**Problem requirements**
Repeat the records in full and exactly, omitting pictures.

-- START OF Record set --

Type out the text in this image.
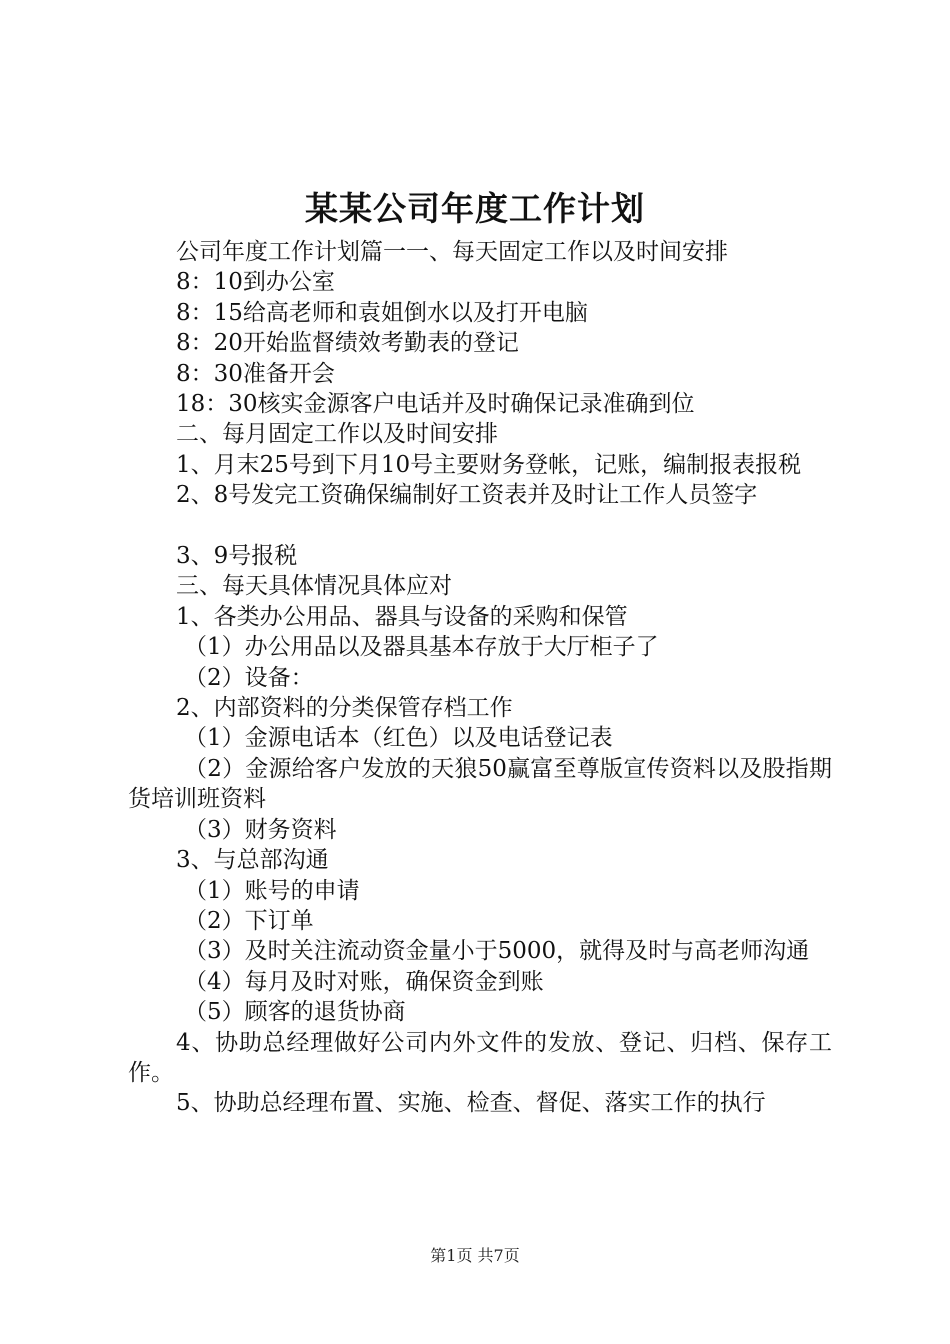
某某公司年度工作计划

公司年度工作计划篇一一、每天固定工作以及时间安排

8：10到办公室

8：15给高老师和袁姐倒水以及打开电脑

8：20开始监督绩效考勤表的登记

8：30准备开会

18：30核实金源客户电话并及时确保记录准确到位

二、每月固定工作以及时间安排

1、月末25号到下月10号主要财务登帐，记账，编制报表报税

2、8号发完工资确保编制好工资表并及时让工作人员签字

3、9号报税

三、每天具体情况具体应对

1、各类办公用品、器具与设备的采购和保管

（1）办公用品以及器具基本存放于大厅柜子了

（2）设备：

2、内部资料的分类保管存档工作

（1）金源电话本（红色）以及电话登记表

（2）金源给客户发放的天狼50赢富至尊版宣传资料以及股指期货培训班资料

（3）财务资料

3、与总部沟通

（1）账号的申请

（2）下订单

（3）及时关注流动资金量小于5000，就得及时与高老师沟通

（4）每月及时对账，确保资金到账

（5）顾客的退货协商

4、协助总经理做好公司内外文件的发放、登记、归档、保存工作。

5、协助总经理布置、实施、检查、督促、落实工作的执行

第1页 共7页
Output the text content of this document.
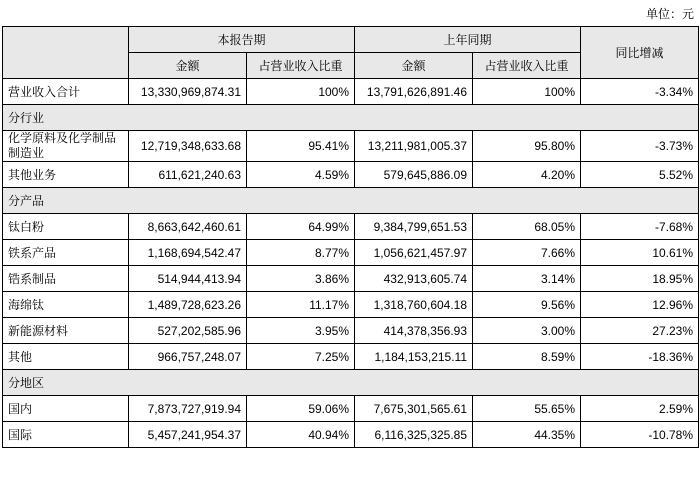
单位：元
	本报告期		上年同期		同比增减
	金额	占营业收入比重	金额	占营业收入比重	
营业收入合计	13,330,969,874.31	100%	13,791,626,891.46	100%	-3.34%
分行业					
化学原料及化学制品制造业	12,719,348,633.68	95.41%	13,211,981,005.37	95.80%	-3.73%
其他业务	611,621,240.63	4.59%	579,645,886.09	4.20%	5.52%
分产品					
钛白粉	8,663,642,460.61	64.99%	9,384,799,651.53	68.05%	-7.68%
铁系产品	1,168,694,542.47	8.77%	1,056,621,457.97	7.66%	10.61%
锆系制品	514,944,413.94	3.86%	432,913,605.74	3.14%	18.95%
海绵钛	1,489,728,623.26	11.17%	1,318,760,604.18	9.56%	12.96%
新能源材料	527,202,585.96	3.95%	414,378,356.93	3.00%	27.23%
其他	966,757,248.07	7.25%	1,184,153,215.11	8.59%	-18.36%
分地区					
国内	7,873,727,919.94	59.06%	7,675,301,565.61	55.65%	2.59%
国际	5,457,241,954.37	40.94%	6,116,325,325.85	44.35%	-10.78%
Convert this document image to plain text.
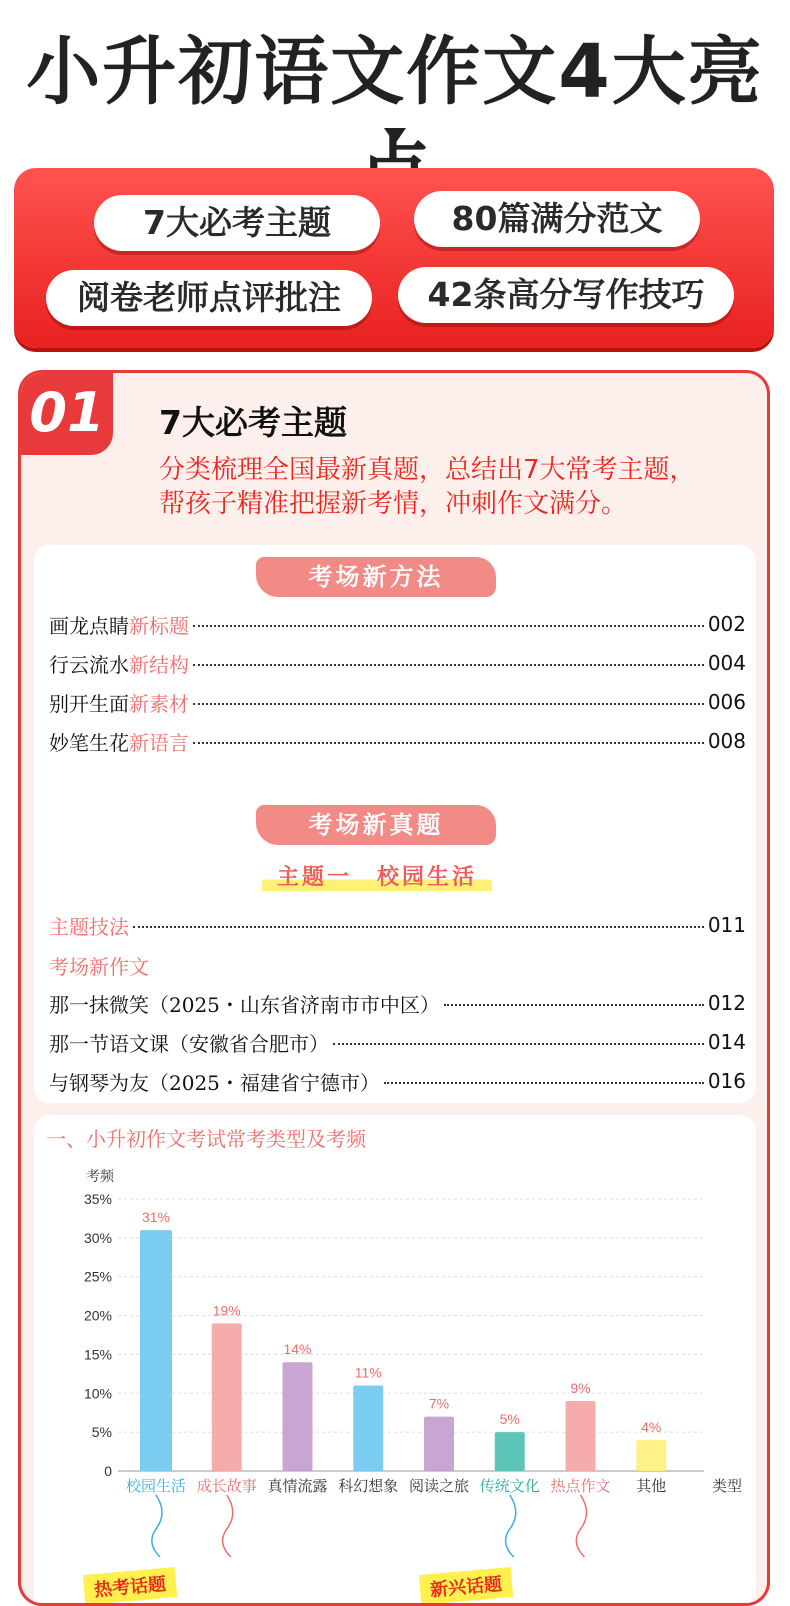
小升初语文作文4大亮
7大必考主题	80篇满分范文
阅卷老师点评批注	42条高分写作技巧
01 7大必考主题
分类梳理全国最新真题，总结出7大常考主题，
帮孩子精准把握新考情，冲刺作文满分。
考场新方法
画龙点睛 新标题	002
行云流水 新结构	004
别开生面 新素材	006
妙笔生花 新语言	008
考场新真题
主题一　校园生活
主题技法	011
考场新作文
那一抹微笑（2025・山东省济南市市中区）	012
那一节语文课（安徽省合肥市）	014
与钢琴为友（2025・福建省宁德市）	016
一、小升初作文考试常考类型及考频
0
5%
10%
15%
20%
25%
30%
35%
考频
类型
31%
校园生活
19%
成长故事
14%
真情流露
11%
科幻想象
7%
阅读之旅
5%
传统文化
9%
热点作文
4%
其他
热考话题	新兴话题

-- END OF Record set --

**Output for this exercise**
Type out the text in this image.
某某公司年度工作计划

公司年度工作计划篇一一、每天固定工作以及时间安排

8：10到办公室

8：15给高老师和袁姐倒水以及打开电脑

8：20开始监督绩效考勤表的登记

8：30准备开会

18：30核实金源客户电话并及时确保记录准确到位

二、每月固定工作以及时间安排

1、月末25号到下月10号主要财务登帐，记账，编制报表报税

2、8号发完工资确保编制好工资表并及时让工作人员签字

3、9号报税

三、每天具体情况具体应对

1、各类办公用品、器具与设备的采购和保管

（1）办公用品以及器具基本存放于大厅柜子了

（2）设备：

2、内部资料的分类保管存档工作

（1）金源电话本（红色）以及电话登记表

（2）金源给客户发放的天狼50赢富至尊版宣传资料以及股指期货培训班资料

（3）财务资料

3、与总部沟通

（1）账号的申请

（2）下订单

（3）及时关注流动资金量小于5000，就得及时与高老师沟通

（4）每月及时对账，确保资金到账

（5）顾客的退货协商

4、协助总经理做好公司内外文件的发放、登记、归档、保存工作。

5、协助总经理布置、实施、检查、督促、落实工作的执行

第1页 共7页
Output the text content of this document.
单位：元
	本报告期		上年同期		同比增减
	金额	占营业收入比重	金额	占营业收入比重	
营业收入合计	13,330,969,874.31	100%	13,791,626,891.46	100%	-3.34%
分行业					
化学原料及化学制品制造业	12,719,348,633.68	95.41%	13,211,981,005.37	95.80%	-3.73%
其他业务	611,621,240.63	4.59%	579,645,886.09	4.20%	5.52%
分产品					
钛白粉	8,663,642,460.61	64.99%	9,384,799,651.53	68.05%	-7.68%
铁系产品	1,168,694,542.47	8.77%	1,056,621,457.97	7.66%	10.61%
锆系制品	514,944,413.94	3.86%	432,913,605.74	3.14%	18.95%
海绵钛	1,489,728,623.26	11.17%	1,318,760,604.18	9.56%	12.96%
新能源材料	527,202,585.96	3.95%	414,378,356.93	3.00%	27.23%
其他	966,757,248.07	7.25%	1,184,153,215.11	8.59%	-18.36%
分地区					
国内	7,873,727,919.94	59.06%	7,675,301,565.61	55.65%	2.59%
国际	5,457,241,954.37	40.94%	6,116,325,325.85	44.35%	-10.78%
Convert this document image to plain text.
小升初语文作文4大亮
7大必考主题	80篇满分范文
阅卷老师点评批注	42条高分写作技巧
01 7大必考主题
分类梳理全国最新真题，总结出7大常考主题，
帮孩子精准把握新考情，冲刺作文满分。
考场新方法
画龙点睛 新标题	002
行云流水 新结构	004
别开生面 新素材	006
妙笔生花 新语言	008
考场新真题
主题一　校园生活
主题技法	011
考场新作文
那一抹微笑（2025・山东省济南市市中区）	012
那一节语文课（安徽省合肥市）	014
与钢琴为友（2025・福建省宁德市）	016
一、小升初作文考试常考类型及考频
0
5%
10%
15%
20%
25%
30%
35%
考频
类型
31%
校园生活
19%
成长故事
14%
真情流露
11%
科幻想象
7%
阅读之旅
5%
传统文化
9%
热点作文
4%
其他
热考话题	新兴话题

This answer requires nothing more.